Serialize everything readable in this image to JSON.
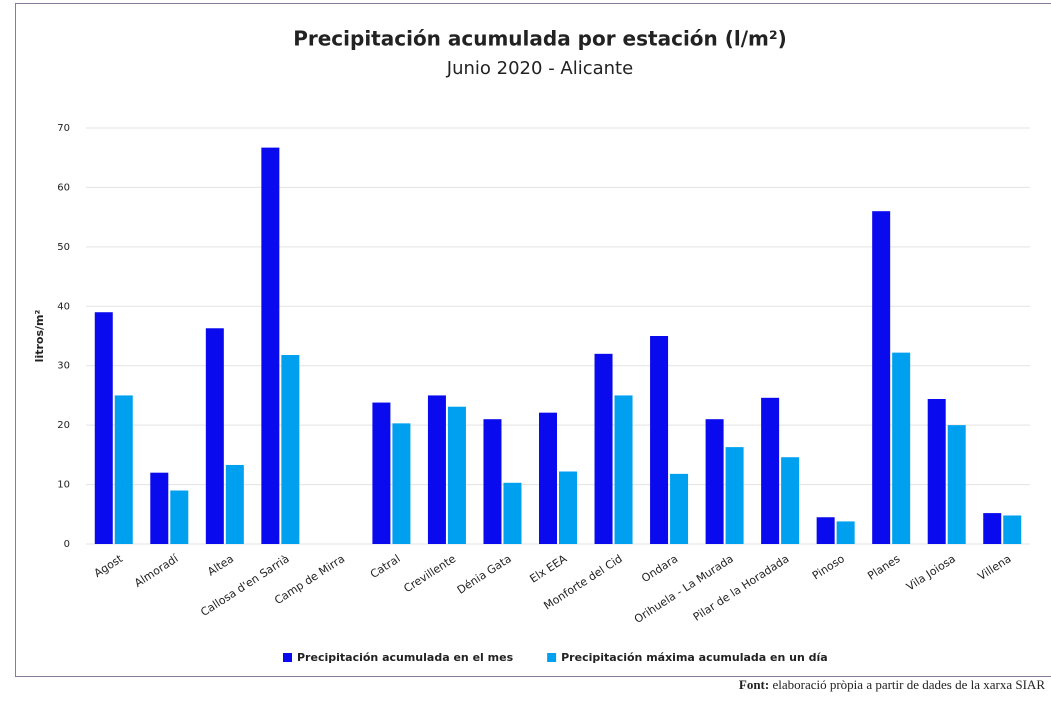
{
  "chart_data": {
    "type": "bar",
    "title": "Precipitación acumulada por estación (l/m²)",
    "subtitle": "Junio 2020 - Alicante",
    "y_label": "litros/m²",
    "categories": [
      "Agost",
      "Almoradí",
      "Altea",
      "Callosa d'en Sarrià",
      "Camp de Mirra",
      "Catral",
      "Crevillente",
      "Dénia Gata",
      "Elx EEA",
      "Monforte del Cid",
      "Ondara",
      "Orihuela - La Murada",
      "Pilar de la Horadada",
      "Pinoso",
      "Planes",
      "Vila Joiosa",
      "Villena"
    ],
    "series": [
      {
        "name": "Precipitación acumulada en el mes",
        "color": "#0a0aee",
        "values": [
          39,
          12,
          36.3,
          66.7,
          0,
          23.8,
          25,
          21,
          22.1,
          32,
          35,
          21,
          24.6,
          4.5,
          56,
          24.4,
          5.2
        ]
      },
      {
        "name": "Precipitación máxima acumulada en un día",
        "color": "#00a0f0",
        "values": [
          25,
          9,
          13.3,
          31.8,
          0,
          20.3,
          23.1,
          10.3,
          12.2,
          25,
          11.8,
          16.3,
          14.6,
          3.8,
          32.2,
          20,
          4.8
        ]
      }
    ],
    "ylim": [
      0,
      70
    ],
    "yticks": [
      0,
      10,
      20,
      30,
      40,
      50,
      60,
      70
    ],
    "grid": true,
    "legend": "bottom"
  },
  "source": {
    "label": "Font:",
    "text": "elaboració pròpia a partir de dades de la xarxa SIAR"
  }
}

━━━━━━

- _Aim of the task_: Gather each line in the entries above where the string "name" is found.

- _Task answer_:
        "name": "Precipitación acumulada en el mes",
        "name": "Precipitación máxima acumulada en un día",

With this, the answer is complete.